TASK INSTRUCTIONS - Scan the entries below for the word "fieldIndex". Copy each line that has it.

DATA SECTION -
-- start --
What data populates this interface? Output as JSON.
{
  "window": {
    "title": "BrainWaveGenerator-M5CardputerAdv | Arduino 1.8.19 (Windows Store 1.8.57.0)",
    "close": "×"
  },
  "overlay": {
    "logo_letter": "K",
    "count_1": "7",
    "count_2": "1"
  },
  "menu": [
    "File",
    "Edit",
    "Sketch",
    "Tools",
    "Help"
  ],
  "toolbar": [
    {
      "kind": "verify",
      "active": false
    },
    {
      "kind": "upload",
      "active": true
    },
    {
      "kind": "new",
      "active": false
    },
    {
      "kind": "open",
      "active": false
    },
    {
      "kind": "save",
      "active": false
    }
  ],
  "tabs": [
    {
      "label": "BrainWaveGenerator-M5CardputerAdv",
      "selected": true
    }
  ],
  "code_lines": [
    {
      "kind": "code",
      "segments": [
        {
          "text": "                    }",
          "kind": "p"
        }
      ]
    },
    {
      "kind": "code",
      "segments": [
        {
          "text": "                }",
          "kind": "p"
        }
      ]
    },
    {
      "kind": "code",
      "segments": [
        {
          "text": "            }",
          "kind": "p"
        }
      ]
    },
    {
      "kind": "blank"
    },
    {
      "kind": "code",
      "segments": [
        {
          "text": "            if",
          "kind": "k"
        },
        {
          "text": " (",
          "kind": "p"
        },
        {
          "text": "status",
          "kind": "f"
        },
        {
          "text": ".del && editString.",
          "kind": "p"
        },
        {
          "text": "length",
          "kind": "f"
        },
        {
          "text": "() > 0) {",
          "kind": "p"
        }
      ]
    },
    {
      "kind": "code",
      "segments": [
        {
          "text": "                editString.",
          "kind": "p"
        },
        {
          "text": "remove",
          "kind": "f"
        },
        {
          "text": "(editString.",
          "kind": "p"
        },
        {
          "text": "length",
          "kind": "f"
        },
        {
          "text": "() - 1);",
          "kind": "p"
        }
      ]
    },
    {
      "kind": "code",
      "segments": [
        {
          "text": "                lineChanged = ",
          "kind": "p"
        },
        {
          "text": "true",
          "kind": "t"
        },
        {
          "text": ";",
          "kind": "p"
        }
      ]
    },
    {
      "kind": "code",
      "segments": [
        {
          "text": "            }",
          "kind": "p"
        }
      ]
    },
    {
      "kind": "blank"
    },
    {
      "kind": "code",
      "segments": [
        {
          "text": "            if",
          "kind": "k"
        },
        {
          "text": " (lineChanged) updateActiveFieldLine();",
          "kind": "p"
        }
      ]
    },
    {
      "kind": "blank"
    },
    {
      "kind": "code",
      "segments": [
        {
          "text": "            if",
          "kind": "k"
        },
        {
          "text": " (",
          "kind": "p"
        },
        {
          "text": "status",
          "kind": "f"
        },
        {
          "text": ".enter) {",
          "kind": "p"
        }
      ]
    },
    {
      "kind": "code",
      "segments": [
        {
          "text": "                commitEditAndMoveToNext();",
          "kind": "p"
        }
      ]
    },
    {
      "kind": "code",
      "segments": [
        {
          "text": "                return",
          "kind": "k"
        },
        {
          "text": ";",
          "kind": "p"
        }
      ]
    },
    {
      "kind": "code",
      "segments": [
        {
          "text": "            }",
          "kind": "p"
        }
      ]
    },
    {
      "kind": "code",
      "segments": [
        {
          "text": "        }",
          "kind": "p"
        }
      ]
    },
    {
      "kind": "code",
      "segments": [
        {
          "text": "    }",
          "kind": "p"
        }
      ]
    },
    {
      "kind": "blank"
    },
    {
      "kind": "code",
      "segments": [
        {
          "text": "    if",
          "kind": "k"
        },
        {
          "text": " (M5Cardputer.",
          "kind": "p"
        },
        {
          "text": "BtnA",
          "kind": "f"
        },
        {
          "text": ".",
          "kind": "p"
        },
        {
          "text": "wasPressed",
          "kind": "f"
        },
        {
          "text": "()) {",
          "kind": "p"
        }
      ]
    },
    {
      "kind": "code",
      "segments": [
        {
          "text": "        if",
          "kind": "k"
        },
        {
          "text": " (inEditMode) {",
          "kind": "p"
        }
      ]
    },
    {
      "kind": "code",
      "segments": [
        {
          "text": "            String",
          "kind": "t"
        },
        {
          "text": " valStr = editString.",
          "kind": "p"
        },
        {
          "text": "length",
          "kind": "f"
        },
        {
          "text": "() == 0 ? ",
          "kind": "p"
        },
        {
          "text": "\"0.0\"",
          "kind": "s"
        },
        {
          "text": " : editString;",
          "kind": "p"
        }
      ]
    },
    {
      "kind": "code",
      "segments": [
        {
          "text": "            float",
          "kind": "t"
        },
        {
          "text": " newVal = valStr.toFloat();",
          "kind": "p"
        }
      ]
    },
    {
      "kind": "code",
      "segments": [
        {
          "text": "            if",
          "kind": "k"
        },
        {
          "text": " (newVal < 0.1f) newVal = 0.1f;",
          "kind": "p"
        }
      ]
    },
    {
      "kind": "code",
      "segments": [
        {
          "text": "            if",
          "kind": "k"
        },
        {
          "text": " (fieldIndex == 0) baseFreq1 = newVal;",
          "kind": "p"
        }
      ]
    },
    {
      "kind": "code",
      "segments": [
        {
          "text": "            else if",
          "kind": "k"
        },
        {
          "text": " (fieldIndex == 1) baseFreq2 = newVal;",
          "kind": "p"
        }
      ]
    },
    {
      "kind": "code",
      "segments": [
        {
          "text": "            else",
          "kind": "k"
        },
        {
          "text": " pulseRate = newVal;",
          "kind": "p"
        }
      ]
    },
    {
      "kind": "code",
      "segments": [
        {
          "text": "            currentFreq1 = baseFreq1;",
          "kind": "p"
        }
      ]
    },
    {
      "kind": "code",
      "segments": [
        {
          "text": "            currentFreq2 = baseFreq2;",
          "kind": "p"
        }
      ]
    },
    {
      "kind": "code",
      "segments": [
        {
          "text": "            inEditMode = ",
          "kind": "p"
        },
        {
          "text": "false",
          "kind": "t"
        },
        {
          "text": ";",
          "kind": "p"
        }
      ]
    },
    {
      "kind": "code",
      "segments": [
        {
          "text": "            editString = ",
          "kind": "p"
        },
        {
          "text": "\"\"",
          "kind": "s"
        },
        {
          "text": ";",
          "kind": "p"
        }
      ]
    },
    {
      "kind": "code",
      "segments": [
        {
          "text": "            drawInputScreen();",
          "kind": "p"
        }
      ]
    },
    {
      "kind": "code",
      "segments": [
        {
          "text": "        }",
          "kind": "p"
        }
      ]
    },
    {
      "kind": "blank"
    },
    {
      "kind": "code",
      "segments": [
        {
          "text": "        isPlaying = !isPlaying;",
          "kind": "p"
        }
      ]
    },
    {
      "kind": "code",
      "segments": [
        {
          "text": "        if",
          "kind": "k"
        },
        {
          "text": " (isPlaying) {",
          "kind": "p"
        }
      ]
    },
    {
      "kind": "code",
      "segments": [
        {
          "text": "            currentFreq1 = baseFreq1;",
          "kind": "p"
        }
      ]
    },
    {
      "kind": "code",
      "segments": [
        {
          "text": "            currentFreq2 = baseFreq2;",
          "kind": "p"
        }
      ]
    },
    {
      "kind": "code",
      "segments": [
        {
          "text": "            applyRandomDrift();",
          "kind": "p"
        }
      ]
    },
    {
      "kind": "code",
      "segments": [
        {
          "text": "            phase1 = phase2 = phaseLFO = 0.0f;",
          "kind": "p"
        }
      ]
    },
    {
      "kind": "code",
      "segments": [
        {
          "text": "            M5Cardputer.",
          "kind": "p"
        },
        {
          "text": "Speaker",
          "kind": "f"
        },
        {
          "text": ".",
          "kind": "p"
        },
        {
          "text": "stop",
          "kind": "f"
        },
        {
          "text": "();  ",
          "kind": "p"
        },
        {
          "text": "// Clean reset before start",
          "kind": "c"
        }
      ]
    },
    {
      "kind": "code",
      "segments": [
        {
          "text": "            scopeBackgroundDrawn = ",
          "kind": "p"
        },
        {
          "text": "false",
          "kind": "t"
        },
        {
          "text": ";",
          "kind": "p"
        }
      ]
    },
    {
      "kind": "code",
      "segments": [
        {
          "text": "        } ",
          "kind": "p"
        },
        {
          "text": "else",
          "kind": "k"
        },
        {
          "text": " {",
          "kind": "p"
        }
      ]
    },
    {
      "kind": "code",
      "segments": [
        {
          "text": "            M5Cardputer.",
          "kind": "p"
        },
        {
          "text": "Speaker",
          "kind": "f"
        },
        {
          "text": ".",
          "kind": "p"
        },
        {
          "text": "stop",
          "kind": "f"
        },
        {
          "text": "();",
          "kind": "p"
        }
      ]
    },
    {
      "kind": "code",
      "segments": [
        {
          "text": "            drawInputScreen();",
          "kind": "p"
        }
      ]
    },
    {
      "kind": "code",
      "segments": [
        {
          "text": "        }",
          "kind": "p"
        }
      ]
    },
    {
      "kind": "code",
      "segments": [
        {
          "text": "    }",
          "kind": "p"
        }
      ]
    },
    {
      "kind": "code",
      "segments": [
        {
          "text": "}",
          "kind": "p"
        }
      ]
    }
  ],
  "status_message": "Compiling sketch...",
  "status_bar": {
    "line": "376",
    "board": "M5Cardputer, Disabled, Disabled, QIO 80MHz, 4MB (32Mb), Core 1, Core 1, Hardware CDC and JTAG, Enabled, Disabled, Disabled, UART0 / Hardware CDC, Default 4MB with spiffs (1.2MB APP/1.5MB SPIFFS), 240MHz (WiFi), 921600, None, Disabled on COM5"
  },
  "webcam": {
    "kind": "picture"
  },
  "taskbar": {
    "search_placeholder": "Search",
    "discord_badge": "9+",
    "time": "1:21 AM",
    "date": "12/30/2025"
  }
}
-- end --
REPLY TO THE EXERCISE -
          "text": " (fieldIndex == 0) baseFreq1 = newVal;",
          "text": " (fieldIndex == 1) baseFreq2 = newVal;",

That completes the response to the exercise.